+++ GIVEN RECORDS +++
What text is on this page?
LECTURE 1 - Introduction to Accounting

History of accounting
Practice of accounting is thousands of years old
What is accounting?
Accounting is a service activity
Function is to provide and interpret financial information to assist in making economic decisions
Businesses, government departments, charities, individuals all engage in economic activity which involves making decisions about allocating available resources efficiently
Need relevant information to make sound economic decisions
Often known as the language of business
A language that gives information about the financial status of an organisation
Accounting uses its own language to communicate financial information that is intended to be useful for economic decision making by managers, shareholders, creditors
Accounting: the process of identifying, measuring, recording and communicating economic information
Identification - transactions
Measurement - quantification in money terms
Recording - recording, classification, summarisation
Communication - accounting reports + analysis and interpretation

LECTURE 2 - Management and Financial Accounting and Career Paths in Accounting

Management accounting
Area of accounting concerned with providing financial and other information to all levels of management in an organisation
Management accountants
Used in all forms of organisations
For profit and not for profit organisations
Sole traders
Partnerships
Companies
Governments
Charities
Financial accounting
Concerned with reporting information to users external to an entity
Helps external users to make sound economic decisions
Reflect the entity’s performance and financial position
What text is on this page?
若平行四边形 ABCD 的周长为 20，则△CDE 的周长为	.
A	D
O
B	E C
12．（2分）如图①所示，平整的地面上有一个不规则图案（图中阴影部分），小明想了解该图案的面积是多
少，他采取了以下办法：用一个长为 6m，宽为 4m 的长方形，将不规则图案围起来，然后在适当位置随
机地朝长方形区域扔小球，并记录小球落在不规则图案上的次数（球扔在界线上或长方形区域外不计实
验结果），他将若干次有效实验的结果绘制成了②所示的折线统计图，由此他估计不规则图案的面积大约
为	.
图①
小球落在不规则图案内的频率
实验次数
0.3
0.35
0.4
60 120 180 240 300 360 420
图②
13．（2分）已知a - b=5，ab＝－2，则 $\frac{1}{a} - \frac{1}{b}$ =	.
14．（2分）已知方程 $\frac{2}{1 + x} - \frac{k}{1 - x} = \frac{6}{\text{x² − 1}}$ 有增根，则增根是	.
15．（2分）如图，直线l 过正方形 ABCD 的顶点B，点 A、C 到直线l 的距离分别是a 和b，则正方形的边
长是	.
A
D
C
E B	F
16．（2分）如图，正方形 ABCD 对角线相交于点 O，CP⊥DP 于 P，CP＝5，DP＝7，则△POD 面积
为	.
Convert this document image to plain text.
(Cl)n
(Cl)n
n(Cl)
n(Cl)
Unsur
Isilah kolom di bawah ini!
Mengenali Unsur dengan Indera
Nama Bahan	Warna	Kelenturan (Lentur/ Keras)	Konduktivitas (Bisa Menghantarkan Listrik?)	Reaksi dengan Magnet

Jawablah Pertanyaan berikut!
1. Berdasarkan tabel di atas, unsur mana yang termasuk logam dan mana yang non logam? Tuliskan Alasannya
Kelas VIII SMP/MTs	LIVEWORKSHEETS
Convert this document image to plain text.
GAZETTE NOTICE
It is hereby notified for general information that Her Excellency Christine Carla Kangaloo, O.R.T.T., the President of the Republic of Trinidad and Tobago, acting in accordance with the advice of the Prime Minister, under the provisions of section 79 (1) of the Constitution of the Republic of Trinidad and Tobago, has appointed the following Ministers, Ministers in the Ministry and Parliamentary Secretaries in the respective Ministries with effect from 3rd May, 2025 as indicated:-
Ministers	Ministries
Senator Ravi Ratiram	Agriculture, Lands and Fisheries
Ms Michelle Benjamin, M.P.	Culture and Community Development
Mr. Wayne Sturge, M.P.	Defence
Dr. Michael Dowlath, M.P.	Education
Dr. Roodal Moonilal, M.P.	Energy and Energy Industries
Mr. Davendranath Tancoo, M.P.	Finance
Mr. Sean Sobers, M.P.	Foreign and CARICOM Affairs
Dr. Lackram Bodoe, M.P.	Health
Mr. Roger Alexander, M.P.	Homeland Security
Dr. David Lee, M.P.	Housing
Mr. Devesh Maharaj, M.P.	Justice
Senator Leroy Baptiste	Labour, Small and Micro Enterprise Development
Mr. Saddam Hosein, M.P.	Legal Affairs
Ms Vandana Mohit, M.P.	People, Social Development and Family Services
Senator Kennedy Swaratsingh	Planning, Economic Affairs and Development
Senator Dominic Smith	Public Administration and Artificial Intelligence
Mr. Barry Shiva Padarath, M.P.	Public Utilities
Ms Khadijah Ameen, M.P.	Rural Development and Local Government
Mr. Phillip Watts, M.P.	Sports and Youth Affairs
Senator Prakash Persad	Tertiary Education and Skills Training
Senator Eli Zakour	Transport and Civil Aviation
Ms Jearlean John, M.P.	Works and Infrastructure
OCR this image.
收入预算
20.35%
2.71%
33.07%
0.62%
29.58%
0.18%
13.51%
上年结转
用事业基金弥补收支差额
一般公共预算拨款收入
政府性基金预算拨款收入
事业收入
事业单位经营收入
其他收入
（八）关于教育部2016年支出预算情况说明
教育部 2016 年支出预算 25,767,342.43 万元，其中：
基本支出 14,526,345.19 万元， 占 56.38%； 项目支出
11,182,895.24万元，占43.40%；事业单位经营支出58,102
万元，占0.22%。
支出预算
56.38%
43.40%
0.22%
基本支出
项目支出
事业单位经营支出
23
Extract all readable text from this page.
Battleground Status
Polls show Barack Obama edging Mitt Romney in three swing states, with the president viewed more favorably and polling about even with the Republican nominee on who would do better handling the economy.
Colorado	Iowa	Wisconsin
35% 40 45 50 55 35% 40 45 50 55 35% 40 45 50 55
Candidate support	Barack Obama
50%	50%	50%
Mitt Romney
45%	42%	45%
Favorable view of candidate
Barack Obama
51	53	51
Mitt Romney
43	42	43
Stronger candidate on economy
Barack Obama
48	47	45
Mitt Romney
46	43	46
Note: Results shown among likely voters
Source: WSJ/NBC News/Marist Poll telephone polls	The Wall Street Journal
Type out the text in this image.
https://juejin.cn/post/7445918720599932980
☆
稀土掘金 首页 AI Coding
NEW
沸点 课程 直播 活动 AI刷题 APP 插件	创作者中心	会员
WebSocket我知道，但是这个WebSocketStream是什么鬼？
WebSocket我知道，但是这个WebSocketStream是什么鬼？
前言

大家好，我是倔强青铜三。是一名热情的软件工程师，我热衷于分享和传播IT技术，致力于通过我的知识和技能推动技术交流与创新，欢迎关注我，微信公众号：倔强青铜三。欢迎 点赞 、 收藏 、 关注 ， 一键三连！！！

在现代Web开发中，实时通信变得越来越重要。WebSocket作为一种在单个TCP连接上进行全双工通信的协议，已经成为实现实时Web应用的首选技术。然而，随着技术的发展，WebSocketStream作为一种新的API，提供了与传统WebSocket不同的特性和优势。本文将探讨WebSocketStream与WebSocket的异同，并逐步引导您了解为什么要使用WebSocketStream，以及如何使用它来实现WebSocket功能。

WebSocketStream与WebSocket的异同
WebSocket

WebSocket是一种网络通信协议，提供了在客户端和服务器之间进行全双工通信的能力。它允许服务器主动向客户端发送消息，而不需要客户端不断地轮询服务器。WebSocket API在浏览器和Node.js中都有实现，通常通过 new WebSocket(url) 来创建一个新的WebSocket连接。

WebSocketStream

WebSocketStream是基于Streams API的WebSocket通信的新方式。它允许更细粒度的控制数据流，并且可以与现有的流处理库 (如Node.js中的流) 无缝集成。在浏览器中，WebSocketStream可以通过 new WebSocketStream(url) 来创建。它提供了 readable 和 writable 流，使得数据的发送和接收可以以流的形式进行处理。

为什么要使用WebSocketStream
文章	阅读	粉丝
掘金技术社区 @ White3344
+++
◆ REQUIRED TASK
Copy each record from above exactly, and include every line.

◆ TASK ANSWER
What text is on this page?
LECTURE 1 - Introduction to Accounting

History of accounting
Practice of accounting is thousands of years old
What is accounting?
Accounting is a service activity
Function is to provide and interpret financial information to assist in making economic decisions
Businesses, government departments, charities, individuals all engage in economic activity which involves making decisions about allocating available resources efficiently
Need relevant information to make sound economic decisions
Often known as the language of business
A language that gives information about the financial status of an organisation
Accounting uses its own language to communicate financial information that is intended to be useful for economic decision making by managers, shareholders, creditors
Accounting: the process of identifying, measuring, recording and communicating economic information
Identification - transactions
Measurement - quantification in money terms
Recording - recording, classification, summarisation
Communication - accounting reports + analysis and interpretation

LECTURE 2 - Management and Financial Accounting and Career Paths in Accounting

Management accounting
Area of accounting concerned with providing financial and other information to all levels of management in an organisation
Management accountants
Used in all forms of organisations
For profit and not for profit organisations
Sole traders
Partnerships
Companies
Governments
Charities
Financial accounting
Concerned with reporting information to users external to an entity
Helps external users to make sound economic decisions
Reflect the entity’s performance and financial position
What text is on this page?
若平行四边形 ABCD 的周长为 20，则△CDE 的周长为	.
A	D
O
B	E C
12．（2分）如图①所示，平整的地面上有一个不规则图案（图中阴影部分），小明想了解该图案的面积是多
少，他采取了以下办法：用一个长为 6m，宽为 4m 的长方形，将不规则图案围起来，然后在适当位置随
机地朝长方形区域扔小球，并记录小球落在不规则图案上的次数（球扔在界线上或长方形区域外不计实
验结果），他将若干次有效实验的结果绘制成了②所示的折线统计图，由此他估计不规则图案的面积大约
为	.
图①
小球落在不规则图案内的频率
实验次数
0.3
0.35
0.4
60 120 180 240 300 360 420
图②
13．（2分）已知a - b=5，ab＝－2，则 $\frac{1}{a} - \frac{1}{b}$ =	.
14．（2分）已知方程 $\frac{2}{1 + x} - \frac{k}{1 - x} = \frac{6}{\text{x² − 1}}$ 有增根，则增根是	.
15．（2分）如图，直线l 过正方形 ABCD 的顶点B，点 A、C 到直线l 的距离分别是a 和b，则正方形的边
长是	.
A
D
C
E B	F
16．（2分）如图，正方形 ABCD 对角线相交于点 O，CP⊥DP 于 P，CP＝5，DP＝7，则△POD 面积
为	.
Convert this document image to plain text.
(Cl)n
(Cl)n
n(Cl)
n(Cl)
Unsur
Isilah kolom di bawah ini!
Mengenali Unsur dengan Indera
Nama Bahan	Warna	Kelenturan (Lentur/ Keras)	Konduktivitas (Bisa Menghantarkan Listrik?)	Reaksi dengan Magnet

Jawablah Pertanyaan berikut!
1. Berdasarkan tabel di atas, unsur mana yang termasuk logam dan mana yang non logam? Tuliskan Alasannya
Kelas VIII SMP/MTs	LIVEWORKSHEETS
Convert this document image to plain text.
GAZETTE NOTICE
It is hereby notified for general information that Her Excellency Christine Carla Kangaloo, O.R.T.T., the President of the Republic of Trinidad and Tobago, acting in accordance with the advice of the Prime Minister, under the provisions of section 79 (1) of the Constitution of the Republic of Trinidad and Tobago, has appointed the following Ministers, Ministers in the Ministry and Parliamentary Secretaries in the respective Ministries with effect from 3rd May, 2025 as indicated:-
Ministers	Ministries
Senator Ravi Ratiram	Agriculture, Lands and Fisheries
Ms Michelle Benjamin, M.P.	Culture and Community Development
Mr. Wayne Sturge, M.P.	Defence
Dr. Michael Dowlath, M.P.	Education
Dr. Roodal Moonilal, M.P.	Energy and Energy Industries
Mr. Davendranath Tancoo, M.P.	Finance
Mr. Sean Sobers, M.P.	Foreign and CARICOM Affairs
Dr. Lackram Bodoe, M.P.	Health
Mr. Roger Alexander, M.P.	Homeland Security
Dr. David Lee, M.P.	Housing
Mr. Devesh Maharaj, M.P.	Justice
Senator Leroy Baptiste	Labour, Small and Micro Enterprise Development
Mr. Saddam Hosein, M.P.	Legal Affairs
Ms Vandana Mohit, M.P.	People, Social Development and Family Services
Senator Kennedy Swaratsingh	Planning, Economic Affairs and Development
Senator Dominic Smith	Public Administration and Artificial Intelligence
Mr. Barry Shiva Padarath, M.P.	Public Utilities
Ms Khadijah Ameen, M.P.	Rural Development and Local Government
Mr. Phillip Watts, M.P.	Sports and Youth Affairs
Senator Prakash Persad	Tertiary Education and Skills Training
Senator Eli Zakour	Transport and Civil Aviation
Ms Jearlean John, M.P.	Works and Infrastructure
OCR this image.
收入预算
20.35%
2.71%
33.07%
0.62%
29.58%
0.18%
13.51%
上年结转
用事业基金弥补收支差额
一般公共预算拨款收入
政府性基金预算拨款收入
事业收入
事业单位经营收入
其他收入
（八）关于教育部2016年支出预算情况说明
教育部 2016 年支出预算 25,767,342.43 万元，其中：
基本支出 14,526,345.19 万元， 占 56.38%； 项目支出
11,182,895.24万元，占43.40%；事业单位经营支出58,102
万元，占0.22%。
支出预算
56.38%
43.40%
0.22%
基本支出
项目支出
事业单位经营支出
23
Extract all readable text from this page.
Battleground Status
Polls show Barack Obama edging Mitt Romney in three swing states, with the president viewed more favorably and polling about even with the Republican nominee on who would do better handling the economy.
Colorado	Iowa	Wisconsin
35% 40 45 50 55 35% 40 45 50 55 35% 40 45 50 55
Candidate support	Barack Obama
50%	50%	50%
Mitt Romney
45%	42%	45%
Favorable view of candidate
Barack Obama
51	53	51
Mitt Romney
43	42	43
Stronger candidate on economy
Barack Obama
48	47	45
Mitt Romney
46	43	46
Note: Results shown among likely voters
Source: WSJ/NBC News/Marist Poll telephone polls	The Wall Street Journal
Type out the text in this image.
https://juejin.cn/post/7445918720599932980
☆
稀土掘金 首页 AI Coding
NEW
沸点 课程 直播 活动 AI刷题 APP 插件	创作者中心	会员
WebSocket我知道，但是这个WebSocketStream是什么鬼？
WebSocket我知道，但是这个WebSocketStream是什么鬼？
前言

大家好，我是倔强青铜三。是一名热情的软件工程师，我热衷于分享和传播IT技术，致力于通过我的知识和技能推动技术交流与创新，欢迎关注我，微信公众号：倔强青铜三。欢迎 点赞 、 收藏 、 关注 ， 一键三连！！！

在现代Web开发中，实时通信变得越来越重要。WebSocket作为一种在单个TCP连接上进行全双工通信的协议，已经成为实现实时Web应用的首选技术。然而，随着技术的发展，WebSocketStream作为一种新的API，提供了与传统WebSocket不同的特性和优势。本文将探讨WebSocketStream与WebSocket的异同，并逐步引导您了解为什么要使用WebSocketStream，以及如何使用它来实现WebSocket功能。

WebSocketStream与WebSocket的异同
WebSocket

WebSocket是一种网络通信协议，提供了在客户端和服务器之间进行全双工通信的能力。它允许服务器主动向客户端发送消息，而不需要客户端不断地轮询服务器。WebSocket API在浏览器和Node.js中都有实现，通常通过 new WebSocket(url) 来创建一个新的WebSocket连接。

WebSocketStream

WebSocketStream是基于Streams API的WebSocket通信的新方式。它允许更细粒度的控制数据流，并且可以与现有的流处理库 (如Node.js中的流) 无缝集成。在浏览器中，WebSocketStream可以通过 new WebSocketStream(url) 来创建。它提供了 readable 和 writable 流，使得数据的发送和接收可以以流的形式进行处理。

为什么要使用WebSocketStream
文章	阅读	粉丝
掘金技术社区 @ White3344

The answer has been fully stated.